### What is expected
Among the records that follow, count the lines with the string "situaciones"; report only that count.
— start The records —
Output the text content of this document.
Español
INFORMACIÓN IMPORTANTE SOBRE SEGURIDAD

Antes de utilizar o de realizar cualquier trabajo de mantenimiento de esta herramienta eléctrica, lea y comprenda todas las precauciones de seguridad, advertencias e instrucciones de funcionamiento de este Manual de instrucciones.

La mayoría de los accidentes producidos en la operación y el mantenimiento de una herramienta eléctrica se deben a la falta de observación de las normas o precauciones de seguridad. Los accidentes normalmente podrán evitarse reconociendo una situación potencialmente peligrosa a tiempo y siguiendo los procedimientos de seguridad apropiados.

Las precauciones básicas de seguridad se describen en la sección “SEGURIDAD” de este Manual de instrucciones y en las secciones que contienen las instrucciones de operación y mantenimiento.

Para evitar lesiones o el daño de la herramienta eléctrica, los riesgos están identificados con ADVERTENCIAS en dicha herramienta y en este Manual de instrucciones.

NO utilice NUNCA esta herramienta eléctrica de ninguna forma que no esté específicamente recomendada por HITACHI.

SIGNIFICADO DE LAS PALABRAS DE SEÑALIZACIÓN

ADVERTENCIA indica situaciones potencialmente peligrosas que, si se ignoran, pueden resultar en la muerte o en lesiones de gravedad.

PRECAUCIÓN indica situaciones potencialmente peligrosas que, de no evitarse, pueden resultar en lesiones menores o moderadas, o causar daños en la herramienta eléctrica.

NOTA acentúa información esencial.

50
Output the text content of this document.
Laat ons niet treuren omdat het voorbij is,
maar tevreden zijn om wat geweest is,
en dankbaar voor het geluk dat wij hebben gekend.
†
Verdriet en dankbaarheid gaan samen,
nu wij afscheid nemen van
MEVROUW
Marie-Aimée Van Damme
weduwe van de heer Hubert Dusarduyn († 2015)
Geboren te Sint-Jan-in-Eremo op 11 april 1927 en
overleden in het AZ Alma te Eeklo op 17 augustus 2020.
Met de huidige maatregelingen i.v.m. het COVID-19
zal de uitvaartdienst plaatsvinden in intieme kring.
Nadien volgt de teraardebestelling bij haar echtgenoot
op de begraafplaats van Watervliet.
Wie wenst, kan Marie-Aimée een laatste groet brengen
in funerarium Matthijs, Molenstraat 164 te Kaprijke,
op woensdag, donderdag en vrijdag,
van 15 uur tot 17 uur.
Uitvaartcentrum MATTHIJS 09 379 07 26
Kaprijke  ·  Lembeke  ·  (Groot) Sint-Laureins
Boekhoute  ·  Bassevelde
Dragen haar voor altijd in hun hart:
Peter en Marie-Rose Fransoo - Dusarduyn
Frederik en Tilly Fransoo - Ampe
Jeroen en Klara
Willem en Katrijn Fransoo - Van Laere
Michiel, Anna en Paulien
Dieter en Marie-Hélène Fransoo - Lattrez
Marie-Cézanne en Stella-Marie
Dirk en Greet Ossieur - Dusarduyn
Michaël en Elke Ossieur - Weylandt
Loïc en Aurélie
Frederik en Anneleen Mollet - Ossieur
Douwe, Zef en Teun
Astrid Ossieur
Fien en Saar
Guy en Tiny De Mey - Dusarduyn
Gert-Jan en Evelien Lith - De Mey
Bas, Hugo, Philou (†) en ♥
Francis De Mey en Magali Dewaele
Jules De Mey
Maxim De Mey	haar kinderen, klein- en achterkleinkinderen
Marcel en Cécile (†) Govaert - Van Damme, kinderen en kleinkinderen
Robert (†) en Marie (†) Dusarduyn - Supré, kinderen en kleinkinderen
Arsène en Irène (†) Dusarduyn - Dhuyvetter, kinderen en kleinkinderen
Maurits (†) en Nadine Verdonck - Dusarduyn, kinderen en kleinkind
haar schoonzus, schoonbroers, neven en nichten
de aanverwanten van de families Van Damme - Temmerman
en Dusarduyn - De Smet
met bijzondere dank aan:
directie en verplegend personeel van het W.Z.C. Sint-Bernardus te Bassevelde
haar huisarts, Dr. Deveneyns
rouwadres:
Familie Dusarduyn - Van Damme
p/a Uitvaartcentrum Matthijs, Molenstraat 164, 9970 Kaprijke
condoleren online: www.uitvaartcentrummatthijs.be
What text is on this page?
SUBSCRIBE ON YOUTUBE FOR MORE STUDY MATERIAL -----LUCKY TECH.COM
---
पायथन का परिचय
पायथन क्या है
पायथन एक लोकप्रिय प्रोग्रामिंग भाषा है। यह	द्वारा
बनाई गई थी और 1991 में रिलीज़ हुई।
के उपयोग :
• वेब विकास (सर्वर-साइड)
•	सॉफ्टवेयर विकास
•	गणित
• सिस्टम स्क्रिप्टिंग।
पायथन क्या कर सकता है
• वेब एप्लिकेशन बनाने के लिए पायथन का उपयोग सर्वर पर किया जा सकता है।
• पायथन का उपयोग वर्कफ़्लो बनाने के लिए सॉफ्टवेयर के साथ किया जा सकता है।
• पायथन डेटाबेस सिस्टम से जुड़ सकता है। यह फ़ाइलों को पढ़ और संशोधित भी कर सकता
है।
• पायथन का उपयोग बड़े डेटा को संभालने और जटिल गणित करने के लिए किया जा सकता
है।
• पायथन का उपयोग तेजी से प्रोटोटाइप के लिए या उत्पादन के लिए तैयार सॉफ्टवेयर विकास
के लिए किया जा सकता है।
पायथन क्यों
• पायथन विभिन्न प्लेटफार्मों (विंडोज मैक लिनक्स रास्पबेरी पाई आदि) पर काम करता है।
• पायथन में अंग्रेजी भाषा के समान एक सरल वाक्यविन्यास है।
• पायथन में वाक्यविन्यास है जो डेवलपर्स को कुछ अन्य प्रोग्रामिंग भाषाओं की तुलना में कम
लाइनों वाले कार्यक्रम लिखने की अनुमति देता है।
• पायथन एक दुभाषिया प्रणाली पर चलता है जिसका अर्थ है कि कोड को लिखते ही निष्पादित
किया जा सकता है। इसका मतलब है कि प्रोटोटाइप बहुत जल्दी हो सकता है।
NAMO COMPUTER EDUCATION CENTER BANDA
— end The records —
### The response
2